**TASK GOAL**
Could you render every line of the material below as a Markdown table with the columns Row and Entry, skipping blank lines and leaving out the pictures?
::::
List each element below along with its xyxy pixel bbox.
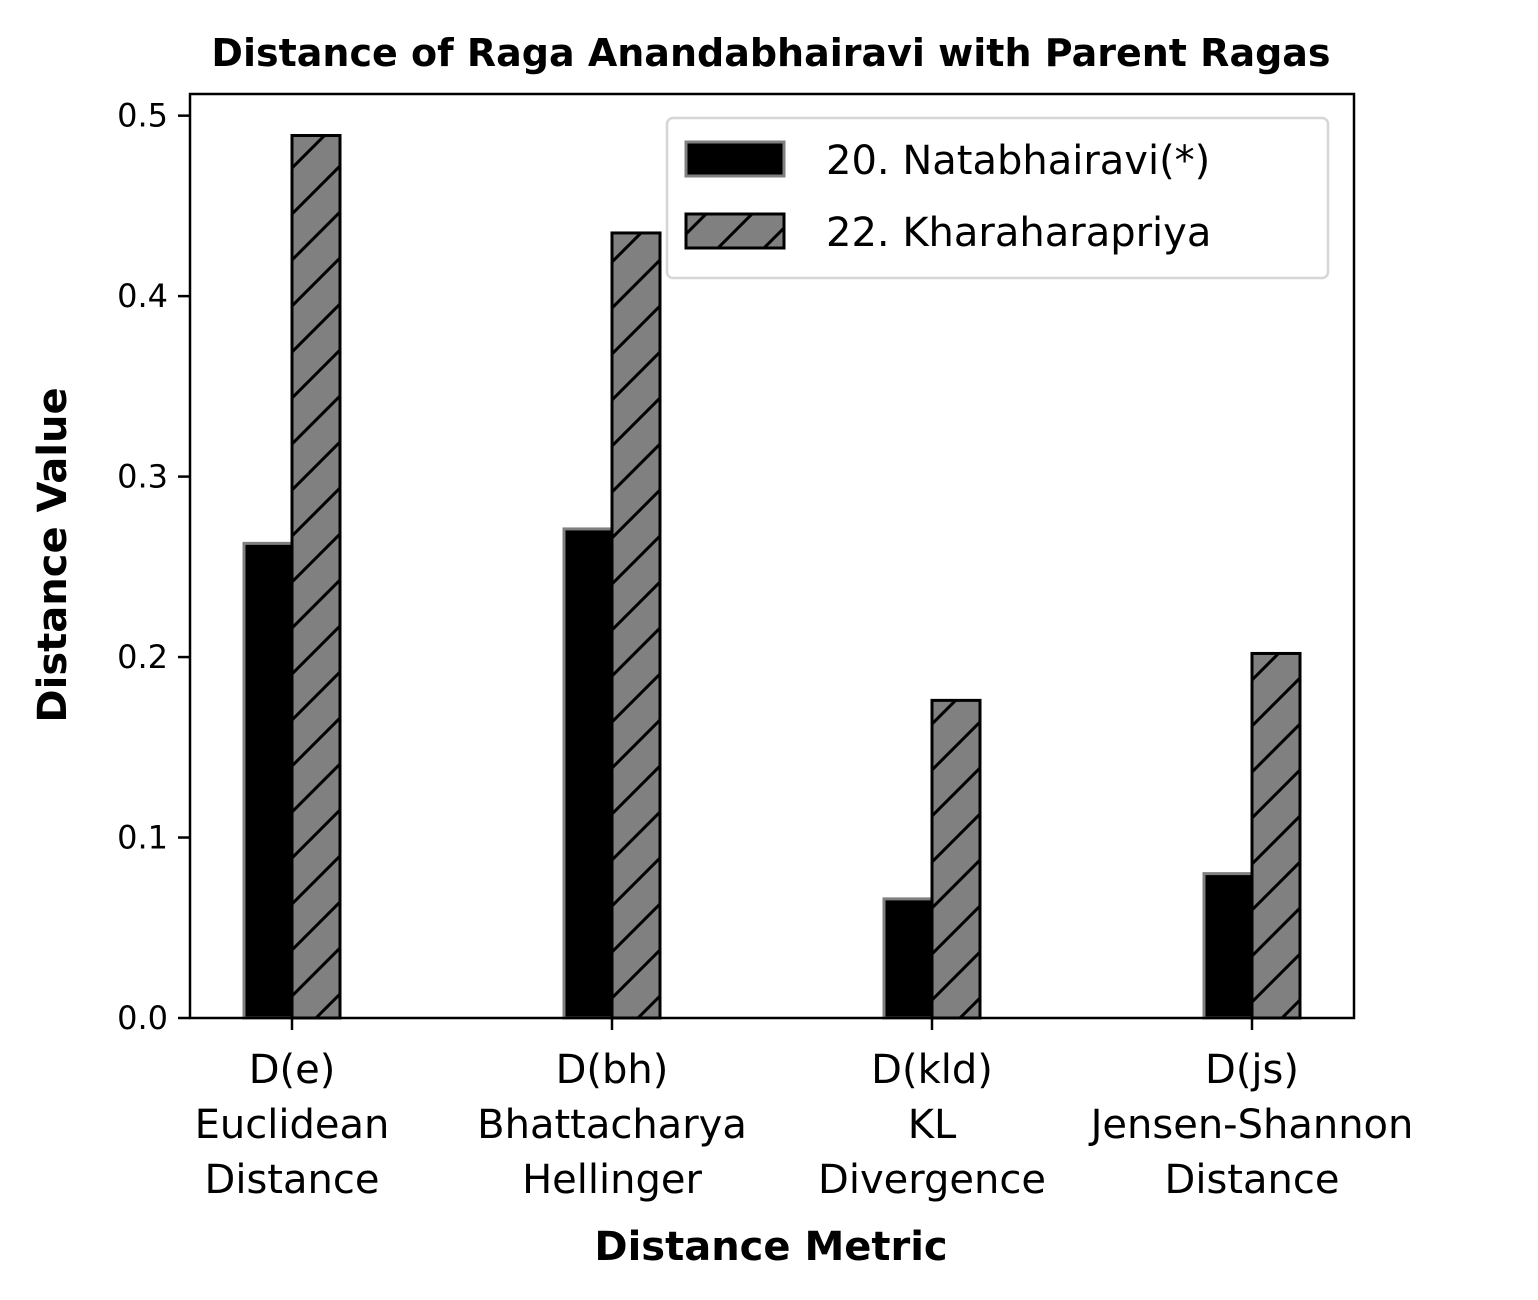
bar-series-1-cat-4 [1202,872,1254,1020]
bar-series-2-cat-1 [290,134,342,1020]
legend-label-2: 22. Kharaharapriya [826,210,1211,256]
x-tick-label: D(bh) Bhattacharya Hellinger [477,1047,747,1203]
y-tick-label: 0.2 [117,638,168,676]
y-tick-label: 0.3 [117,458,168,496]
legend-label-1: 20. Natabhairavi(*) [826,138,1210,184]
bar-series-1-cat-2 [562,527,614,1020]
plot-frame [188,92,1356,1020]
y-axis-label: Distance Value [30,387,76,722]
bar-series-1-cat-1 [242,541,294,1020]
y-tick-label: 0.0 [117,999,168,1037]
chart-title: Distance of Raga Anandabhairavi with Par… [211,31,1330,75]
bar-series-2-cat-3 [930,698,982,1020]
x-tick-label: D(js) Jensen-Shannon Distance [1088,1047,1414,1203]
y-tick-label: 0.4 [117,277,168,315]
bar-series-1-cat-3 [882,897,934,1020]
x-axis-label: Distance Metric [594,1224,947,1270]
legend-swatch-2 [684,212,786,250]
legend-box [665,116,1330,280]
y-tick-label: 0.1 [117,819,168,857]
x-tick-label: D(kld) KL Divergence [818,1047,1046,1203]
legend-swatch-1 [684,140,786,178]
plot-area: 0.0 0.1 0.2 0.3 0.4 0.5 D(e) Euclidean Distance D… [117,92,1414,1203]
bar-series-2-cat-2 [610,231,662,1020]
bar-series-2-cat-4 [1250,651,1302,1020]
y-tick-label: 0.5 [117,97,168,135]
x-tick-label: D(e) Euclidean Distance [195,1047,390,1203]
::::
**FULL OUTPUT**
| Row | Entry |
|---|---|
| 1 | List each element below along with its xyxy pixel bbox. |
| 2 | bar-series-1-cat-4 [1202,872,1254,1020] |
| 3 | bar-series-2-cat-1 [290,134,342,1020] |
| 4 | legend-label-2: 22. Kharaharapriya [826,210,1211,256] |
| 5 | x-tick-label: D(bh) Bhattacharya Hellinger [477,1047,747,1203] |
| 6 | y-tick-label: 0.2 [117,638,168,676] |
| 7 | y-tick-label: 0.3 [117,458,168,496] |
| 8 | legend-label-1: 20. Natabhairavi(*) [826,138,1210,184] |
| 9 | bar-series-1-cat-2 [562,527,614,1020] |
| 10 | plot-frame [188,92,1356,1020] |
| 11 | y-axis-label: Distance Value [30,387,76,722] |
| 12 | bar-series-1-cat-1 [242,541,294,1020] |
| 13 | y-tick-label: 0.0 [117,999,168,1037] |
| 14 | chart-title: Distance of Raga Anandabhairavi with Par… [211,31,1330,75] |
| 15 | bar-series-2-cat-3 [930,698,982,1020] |
| 16 | x-tick-label: D(js) Jensen-Shannon Distance [1088,1047,1414,1203] |
| 17 | y-tick-label: 0.4 [117,277,168,315] |
| 18 | bar-series-1-cat-3 [882,897,934,1020] |
| 19 | x-axis-label: Distance Metric [594,1224,947,1270] |
| 20 | legend-swatch-2 [684,212,786,250] |
| 21 | legend-box [665,116,1330,280] |
| 22 | y-tick-label: 0.1 [117,819,168,857] |
| 23 | x-tick-label: D(kld) KL Divergence [818,1047,1046,1203] |
| 24 | legend-swatch-1 [684,140,786,178] |
| 25 | plot-area: 0.0 0.1 0.2 0.3 0.4 0.5 D(e) Euclidean Distance D… [117,92,1414,1203] |
| 26 | bar-series-2-cat-2 [610,231,662,1020] |
| 27 | bar-series-2-cat-4 [1250,651,1302,1020] |
| 28 | y-tick-label: 0.5 [117,97,168,135] |
| 29 | x-tick-label: D(e) Euclidean Distance [195,1047,390,1203] |